* What you should do
Give an exact transcription of every line, dropping the images.

* Information supplied
=-=-=

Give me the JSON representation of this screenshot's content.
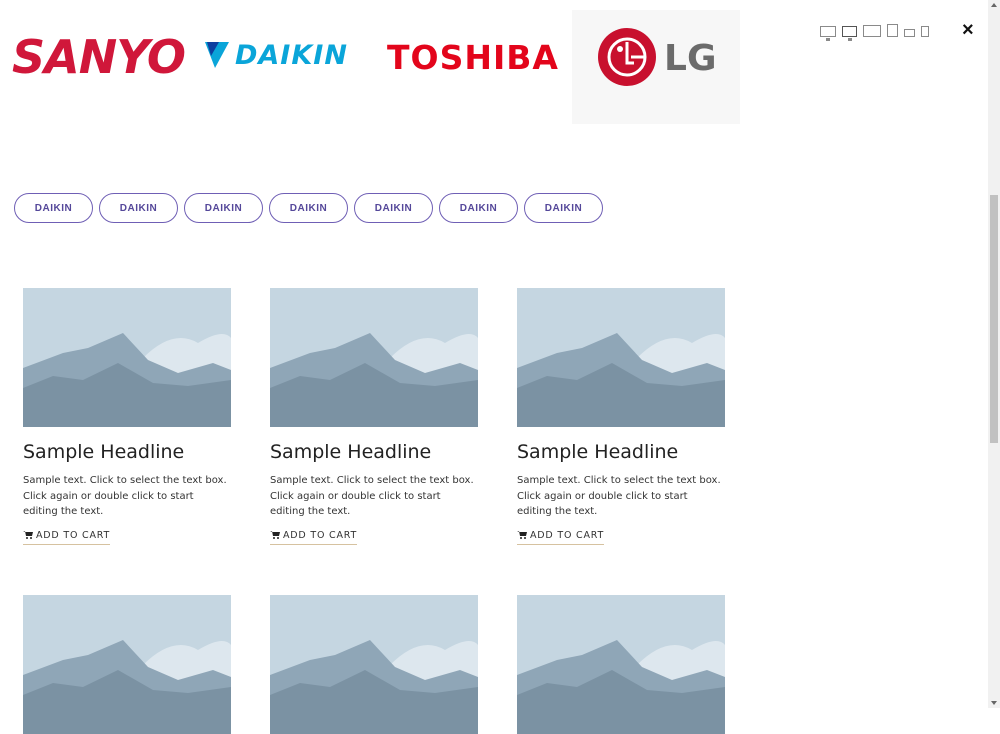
{
  "brands": {
    "sanyo": "SANYO",
    "daikin": "DAIKIN",
    "toshiba": "TOSHIBA",
    "lg": "LG"
  },
  "device_toolbar": {
    "icons": [
      "desktop-icon",
      "desktop-icon",
      "laptop-icon",
      "tablet-icon",
      "phone-landscape-icon",
      "phone-portrait-icon"
    ],
    "close_icon": "close-icon",
    "close_label": "×"
  },
  "filters": [
    "DAIKIN",
    "DAIKIN",
    "DAIKIN",
    "DAIKIN",
    "DAIKIN",
    "DAIKIN",
    "DAIKIN"
  ],
  "products": [
    {
      "title": "Sample Headline",
      "text": "Sample text. Click to select the text box. Click again or double click to start editing the text.",
      "cart_label": "ADD TO CART"
    },
    {
      "title": "Sample Headline",
      "text": "Sample text. Click to select the text box. Click again or double click to start editing the text.",
      "cart_label": "ADD TO CART"
    },
    {
      "title": "Sample Headline",
      "text": "Sample text. Click to select the text box. Click again or double click to start editing the text.",
      "cart_label": "ADD TO CART"
    },
    {
      "title": "",
      "text": "",
      "cart_label": ""
    },
    {
      "title": "",
      "text": "",
      "cart_label": ""
    },
    {
      "title": "",
      "text": "",
      "cart_label": ""
    }
  ],
  "colors": {
    "sanyo_red": "#d0173a",
    "daikin_blue": "#0aa5d9",
    "toshiba_red": "#e3051b",
    "lg_red": "#c8102e",
    "pill_border": "#6f5fb5",
    "cart_underline": "#d6c2a0"
  }
}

=-=-=

* The output
Give me the JSON representation of this screenshot's content.
{
  "brands": {
    "sanyo": "SANYO",
    "daikin": "DAIKIN",
    "toshiba": "TOSHIBA",
    "lg": "LG"
  },
  "device_toolbar": {
    "icons": [
      "desktop-icon",
      "desktop-icon",
      "laptop-icon",
      "tablet-icon",
      "phone-landscape-icon",
      "phone-portrait-icon"
    ],
    "close_icon": "close-icon",
    "close_label": "×"
  },
  "filters": [
    "DAIKIN",
    "DAIKIN",
    "DAIKIN",
    "DAIKIN",
    "DAIKIN",
    "DAIKIN",
    "DAIKIN"
  ],
  "products": [
    {
      "title": "Sample Headline",
      "text": "Sample text. Click to select the text box. Click again or double click to start editing the text.",
      "cart_label": "ADD TO CART"
    },
    {
      "title": "Sample Headline",
      "text": "Sample text. Click to select the text box. Click again or double click to start editing the text.",
      "cart_label": "ADD TO CART"
    },
    {
      "title": "Sample Headline",
      "text": "Sample text. Click to select the text box. Click again or double click to start editing the text.",
      "cart_label": "ADD TO CART"
    },
    {
      "title": "",
      "text": "",
      "cart_label": ""
    },
    {
      "title": "",
      "text": "",
      "cart_label": ""
    },
    {
      "title": "",
      "text": "",
      "cart_label": ""
    }
  ],
  "colors": {
    "sanyo_red": "#d0173a",
    "daikin_blue": "#0aa5d9",
    "toshiba_red": "#e3051b",
    "lg_red": "#c8102e",
    "pill_border": "#6f5fb5",
    "cart_underline": "#d6c2a0"
  }
}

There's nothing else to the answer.